## Set task 1
Summarize the travel piece on Penderyn, Gliffaes and Adnams in two sentences.
## Set task 2
Write what comes next in the travel piece on Penderyn, Gliffaes and Adnams, picking up after its final sentence.

## Supplied text
--- --- ---

Penderyn produces good solid whiskies that are packaged in some intriguing ways. The “Icon” Series celebrates talismanic Welsh figures like Dylan Thomas and Bryn Terfel (Sir Bryn will be pleased to learn he has now sold out) and there are three “Dragon” single malts: Legend, Myth and Celt, that are named after the red dragon flag that Henry Tudor took onto the battlefield at Bosworth to become the first Welsh king of England.
 
THE HOTEL
Gliffaes Country House Hotel lies at the end of a gorgeous 25-mile drive from Penderyn through the majestic Brecon Beacons National Park. You can also take the mountain road past the Talybont Reservoir if you’re feeling adventurous. Gliffaes was built in the nineteenth century by a clergyman, the Reverend West for his own enjoyment. He used an ancient British word for his home on the River Usk. Gliffaes means "abounding in fish".

The hotel is a typical Victorian stone building with a tall Italianate tower, a folly made fashionable by Queen Victoria's Osborne House. The reverend’s country retreat was not cheap to build and by the time he had completed his new home, he had spent his way through three inheritances. After his death the house was subsequently let and then sold to various local dignitaries before becoming a hotel in 1936. It soon developed a loyal following amongst anglers. These days the hotel will even arrange rods and waders for you.

THE DISTILLERY
Adnams, in the picture-perfect coastal village of Southwold, was originally founded as a brewery, not a distillery. The enterprise was set up in 1872 by two Suffolk brothers, George and Ernest Adnams.

In the twentieth century Adnams produced huge amounts of cask ales, seasonal ales, bottled beers and ciders from a substantial brick building adorned with a statue of Southwold Jack. This armoured figure with its axe and bell is a copy of the mediaeval mechanical figure who stands in St Edmund’s Church Southwold, his job to sound the hours by striking the bell.

--- --- ---

## Data lines
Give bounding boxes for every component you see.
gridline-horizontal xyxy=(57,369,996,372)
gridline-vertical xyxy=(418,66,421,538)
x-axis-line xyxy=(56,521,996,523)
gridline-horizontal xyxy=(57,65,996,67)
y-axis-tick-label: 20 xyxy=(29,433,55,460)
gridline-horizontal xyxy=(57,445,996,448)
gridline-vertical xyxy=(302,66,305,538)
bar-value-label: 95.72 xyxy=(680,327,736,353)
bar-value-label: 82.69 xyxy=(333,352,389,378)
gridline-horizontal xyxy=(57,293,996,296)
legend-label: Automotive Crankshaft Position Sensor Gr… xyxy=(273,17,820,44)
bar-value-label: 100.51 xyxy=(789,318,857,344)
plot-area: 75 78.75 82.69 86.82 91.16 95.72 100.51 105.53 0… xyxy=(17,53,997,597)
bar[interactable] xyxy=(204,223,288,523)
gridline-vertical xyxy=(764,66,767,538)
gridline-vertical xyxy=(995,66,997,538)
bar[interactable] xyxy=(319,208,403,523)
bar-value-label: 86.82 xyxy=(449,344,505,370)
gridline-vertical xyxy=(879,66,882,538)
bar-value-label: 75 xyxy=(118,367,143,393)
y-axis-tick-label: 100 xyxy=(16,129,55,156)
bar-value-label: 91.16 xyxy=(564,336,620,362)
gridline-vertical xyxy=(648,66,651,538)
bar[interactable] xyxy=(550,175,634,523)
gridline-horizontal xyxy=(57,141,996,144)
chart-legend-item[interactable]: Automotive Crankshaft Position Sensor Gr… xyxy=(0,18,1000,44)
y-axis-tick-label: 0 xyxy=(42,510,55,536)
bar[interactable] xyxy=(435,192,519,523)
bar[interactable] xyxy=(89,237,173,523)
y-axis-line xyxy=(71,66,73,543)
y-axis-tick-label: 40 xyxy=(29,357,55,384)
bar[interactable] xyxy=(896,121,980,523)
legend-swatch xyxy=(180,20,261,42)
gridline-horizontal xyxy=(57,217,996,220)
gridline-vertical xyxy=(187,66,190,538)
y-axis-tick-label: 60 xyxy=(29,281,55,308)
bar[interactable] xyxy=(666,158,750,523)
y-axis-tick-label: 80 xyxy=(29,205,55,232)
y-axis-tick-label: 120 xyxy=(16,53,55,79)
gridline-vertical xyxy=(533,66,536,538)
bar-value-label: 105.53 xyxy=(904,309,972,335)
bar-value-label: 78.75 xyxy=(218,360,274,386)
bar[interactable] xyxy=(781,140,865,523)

--- --- ---

## Exercise output 1
Penderyn makes solid whiskies in intriguing packaging, including an "Icon" Series celebrating Welsh figures and three "Dragon" single malts named after Henry Tudor's red dragon flag. A 25-mile drive through the Brecon Beacons leads to Gliffaes Country House Hotel, a Victorian stone house with an Italianate tower that the Reverend West built and named for its fish and that became an anglers' hotel in 1936, while Adnams in Southwold began as a brewery founded in 1872 by the brothers George and Ernest Adnams, with a brick building adorned by a statue of Southwold Jack.

## Exercise output 2
In 2010 the company successfully challenged an old law that prevented brewers from having a distillery on the same premises. Subsequently the firm's new Copper House Distillery was created behind the old premises to make gin, whisky and vodka from the same locally-sourced ingredients – Suffolk barley, rye, wheat, and oats – that go into Adnams beers.

Today Adnams runs daily tours that demonstrate how spirits are distilled. These cost £20 and last one and a half hours. When the guides take you to the top of the old building you get to see some of the best views in Southwold, right across its red rooftops to the lighthouse and North Sea beyond.

The modern Adnams shop, one of the consumer highlights of Southwold sells a wide range of distillery and brewery products including the Whisky Trio Box which offers three 20 cl bottles of the Adnams Single Malt, Triple Malt and Rye Malt Whisky (£41.99).

While a whisky takes three years to mature Adnams also offers the chance to make your own gin which you can take away with you the same day. For £95 guests select their own botanicals to add to the crucial juniper berries which they then infuse into Adnams own vodka via a small basic still. And hey presto: gin!
  
THE HOTEL:
Set amid gracious lawns and a 38-acre estate, Kesgrave Hall is located 30 miles inland from Adnams. It was built as a gentleman's residence in 1812 by the wealthy MP William Cunliffe-Shawe who owned various estates in England. Cunliffe-Shawe, MP for Preston in Lancashire never had the time to live in his latest house so gave it to his son Robert Newton Shawe who in the 1830s became MP for East Suffolk. Later in the nineteenth century the house was let to various schools before being bought in 1907 by the Mayor of Ipswich, Philip Wyndham Cobbold of the Tolly Cobbold Brewing Company. During World War II the house was used as a base for the pilots of the USAF 359th Fighter Squadron who were involved in operations over France, Belgium, the Netherlands and Germany out of nearby RAF Martlesham Heath. Their time in residence is commemorated by memorabilia in the bar today.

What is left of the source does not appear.